Collection entries
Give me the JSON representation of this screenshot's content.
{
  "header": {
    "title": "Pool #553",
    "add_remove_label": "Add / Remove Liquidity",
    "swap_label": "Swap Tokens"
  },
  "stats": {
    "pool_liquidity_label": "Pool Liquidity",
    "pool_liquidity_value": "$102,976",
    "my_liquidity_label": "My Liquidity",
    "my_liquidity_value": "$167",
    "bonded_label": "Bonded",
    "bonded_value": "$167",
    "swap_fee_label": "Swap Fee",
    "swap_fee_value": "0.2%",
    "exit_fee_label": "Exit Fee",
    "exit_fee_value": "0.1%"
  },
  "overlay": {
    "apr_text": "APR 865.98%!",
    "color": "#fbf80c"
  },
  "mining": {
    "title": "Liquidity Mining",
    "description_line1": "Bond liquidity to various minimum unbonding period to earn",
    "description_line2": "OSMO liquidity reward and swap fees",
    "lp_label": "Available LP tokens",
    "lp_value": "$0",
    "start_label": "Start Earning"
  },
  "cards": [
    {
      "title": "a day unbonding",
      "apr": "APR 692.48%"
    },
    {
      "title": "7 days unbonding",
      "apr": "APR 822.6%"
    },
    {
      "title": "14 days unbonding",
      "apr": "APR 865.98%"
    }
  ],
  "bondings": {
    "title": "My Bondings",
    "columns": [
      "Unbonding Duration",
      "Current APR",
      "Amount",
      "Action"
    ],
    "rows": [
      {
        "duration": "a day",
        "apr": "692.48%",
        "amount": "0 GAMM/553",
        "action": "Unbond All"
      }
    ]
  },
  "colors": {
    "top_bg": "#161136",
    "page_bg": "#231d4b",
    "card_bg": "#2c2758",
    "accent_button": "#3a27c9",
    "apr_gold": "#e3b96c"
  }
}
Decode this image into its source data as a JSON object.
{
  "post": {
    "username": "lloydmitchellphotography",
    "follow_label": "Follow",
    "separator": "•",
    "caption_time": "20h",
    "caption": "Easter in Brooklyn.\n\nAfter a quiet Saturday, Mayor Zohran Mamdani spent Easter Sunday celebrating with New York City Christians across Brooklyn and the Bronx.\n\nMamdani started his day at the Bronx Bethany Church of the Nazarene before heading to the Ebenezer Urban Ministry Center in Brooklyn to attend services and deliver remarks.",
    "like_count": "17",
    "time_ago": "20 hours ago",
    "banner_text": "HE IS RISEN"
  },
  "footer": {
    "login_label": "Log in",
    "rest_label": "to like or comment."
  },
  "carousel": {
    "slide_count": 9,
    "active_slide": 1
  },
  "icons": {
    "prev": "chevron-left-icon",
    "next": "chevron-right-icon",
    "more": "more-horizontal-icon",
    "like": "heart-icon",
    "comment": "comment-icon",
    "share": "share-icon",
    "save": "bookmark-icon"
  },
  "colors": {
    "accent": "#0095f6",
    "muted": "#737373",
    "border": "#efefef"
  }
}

EXERCISE DETAILS
From the line holding "Decode this image" to the last line of the records, quote each line exactly and add nothing.

RESULT BELOW
Decode this image into its source data as a JSON object.
{
  "post": {
    "username": "lloydmitchellphotography",
    "follow_label": "Follow",
    "separator": "•",
    "caption_time": "20h",
    "caption": "Easter in Brooklyn.\n\nAfter a quiet Saturday, Mayor Zohran Mamdani spent Easter Sunday celebrating with New York City Christians across Brooklyn and the Bronx.\n\nMamdani started his day at the Bronx Bethany Church of the Nazarene before heading to the Ebenezer Urban Ministry Center in Brooklyn to attend services and deliver remarks.",
    "like_count": "17",
    "time_ago": "20 hours ago",
    "banner_text": "HE IS RISEN"
  },
  "footer": {
    "login_label": "Log in",
    "rest_label": "to like or comment."
  },
  "carousel": {
    "slide_count": 9,
    "active_slide": 1
  },
  "icons": {
    "prev": "chevron-left-icon",
    "next": "chevron-right-icon",
    "more": "more-horizontal-icon",
    "like": "heart-icon",
    "comment": "comment-icon",
    "share": "share-icon",
    "save": "bookmark-icon"
  },
  "colors": {
    "accent": "#0095f6",
    "muted": "#737373",
    "border": "#efefef"
  }
}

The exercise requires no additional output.